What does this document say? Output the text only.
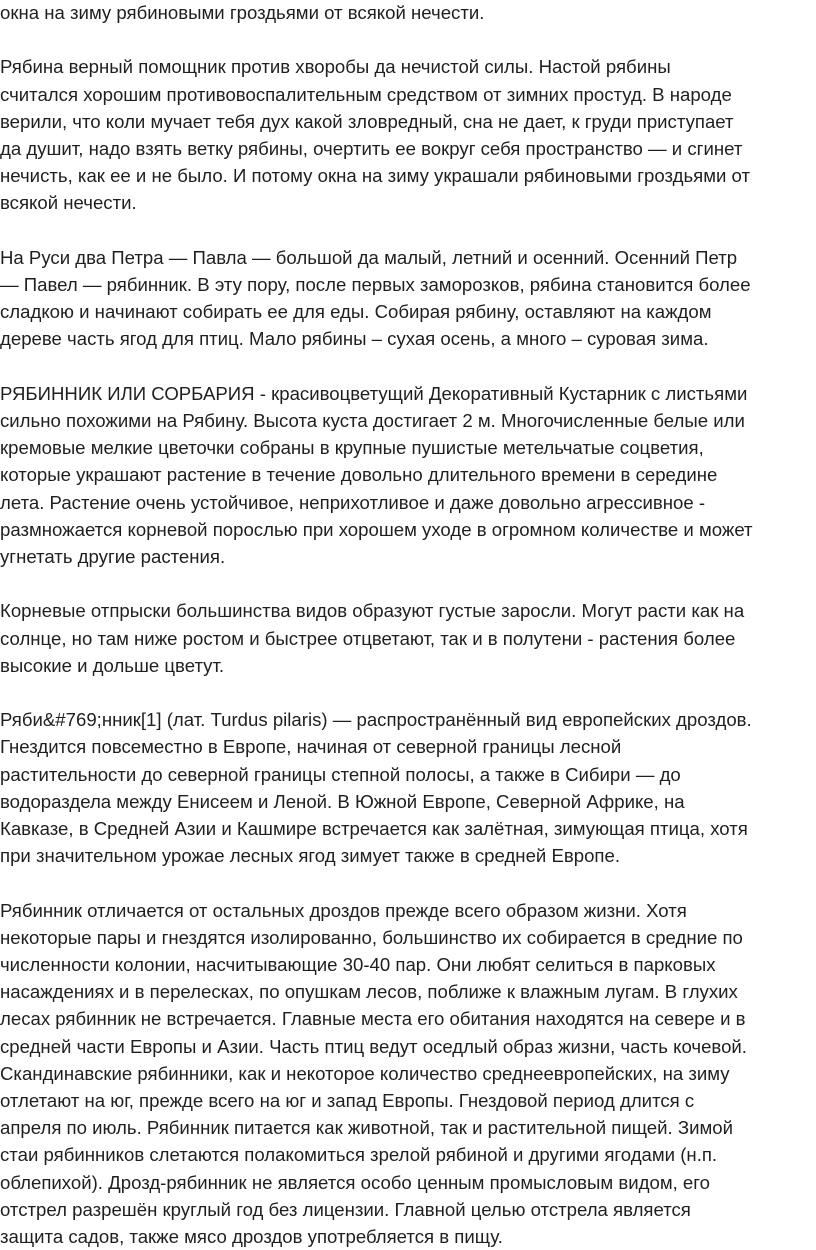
окна на зиму рябиновыми гроздьями от всякой нечести.

Рябина верный помощник против хворобы да нечистой силы. Настой рябины
считался хорошим противовоспалительным средством от зимних простуд. В народе
верили, что коли мучает тебя дух какой зловредный, сна не дает, к груди приступает
да душит, надо взять ветку рябины, очертить ее вокруг себя пространство — и сгинет
нечисть, как ее и не было. И потому окна на зиму украшали рябиновыми гроздьями от
всякой нечести.

На Руси два Петра — Павла — большой да малый, летний и осенний. Осенний Петр
— Павел — рябинник. В эту пору, после первых заморозков, рябина становится более
сладкою и начинают собирать ее для еды. Собирая рябину, оставляют на каждом
дереве часть ягод для птиц. Мало рябины – сухая осень, а много – суровая зима.

РЯБИННИК ИЛИ СОРБАРИЯ - красивоцветущий Декоративный Кустарник с листьями
сильно похожими на Рябину. Высота куста достигает 2 м. Многочисленные белые или
кремовые мелкие цветочки собраны в крупные пушистые метельчатые соцветия,
которые украшают растение в течение довольно длительного времени в середине
лета. Растение очень устойчивое, неприхотливое и даже довольно агрессивное -
размножается корневой порослью при хорошем уходе в огромном количестве и может
угнетать другие растения.

Корневые отпрыски большинства видов образуют густые заросли. Могут расти как на
солнце, но там ниже ростом и быстрее отцветают, так и в полутени - растения более
высокие и дольше цветут.

Ряби&#769;нник[1] (лат. Turdus pilaris) — распространённый вид европейских дроздов.
Гнездится повсеместно в Европе, начиная от северной границы лесной
растительности до северной границы степной полосы, а также в Сибири — до
водораздела между Енисеем и Леной. В Южной Европе, Северной Африке, на
Кавказе, в Средней Азии и Кашмире встречается как залётная, зимующая птица, хотя
при значительном урожае лесных ягод зимует также в средней Европе.

Рябинник отличается от остальных дроздов прежде всего образом жизни. Хотя
некоторые пары и гнездятся изолированно, большинство их собирается в средние по
численности колонии, насчитывающие 30-40 пар. Они любят селиться в парковых
насаждениях и в перелесках, по опушкам лесов, поближе к влажным лугам. В глухих
лесах рябинник не встречается. Главные места его обитания находятся на севере и в
средней части Европы и Азии. Часть птиц ведут оседлый образ жизни, часть кочевой.
Скандинавские рябинники, как и некоторое количество среднеевропейских, на зиму
отлетают на юг, прежде всего на юг и запад Европы. Гнездовой период длится с
апреля по июль. Рябинник питается как животной, так и растительной пищей. Зимой
стаи рябинников слетаются полакомиться зрелой рябиной и другими ягодами (н.п.
облепихой). Дрозд-рябинник не является особо ценным промысловым видом, его
отстрел разрешён круглый год без лицензии. Главной целью отстрела является
защита садов, также мясо дроздов употребляется в пищу.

------------------------------------

> JOB
Copy every line in the entries above that has the string "дроздов" in it.

> RESULT OF THIS EXERCISE
Ряби&#769;нник[1] (лат. Turdus pilaris) — распространённый вид европейских дроздов.
Рябинник отличается от остальных дроздов прежде всего образом жизни. Хотя
защита садов, также мясо дроздов употребляется в пищу.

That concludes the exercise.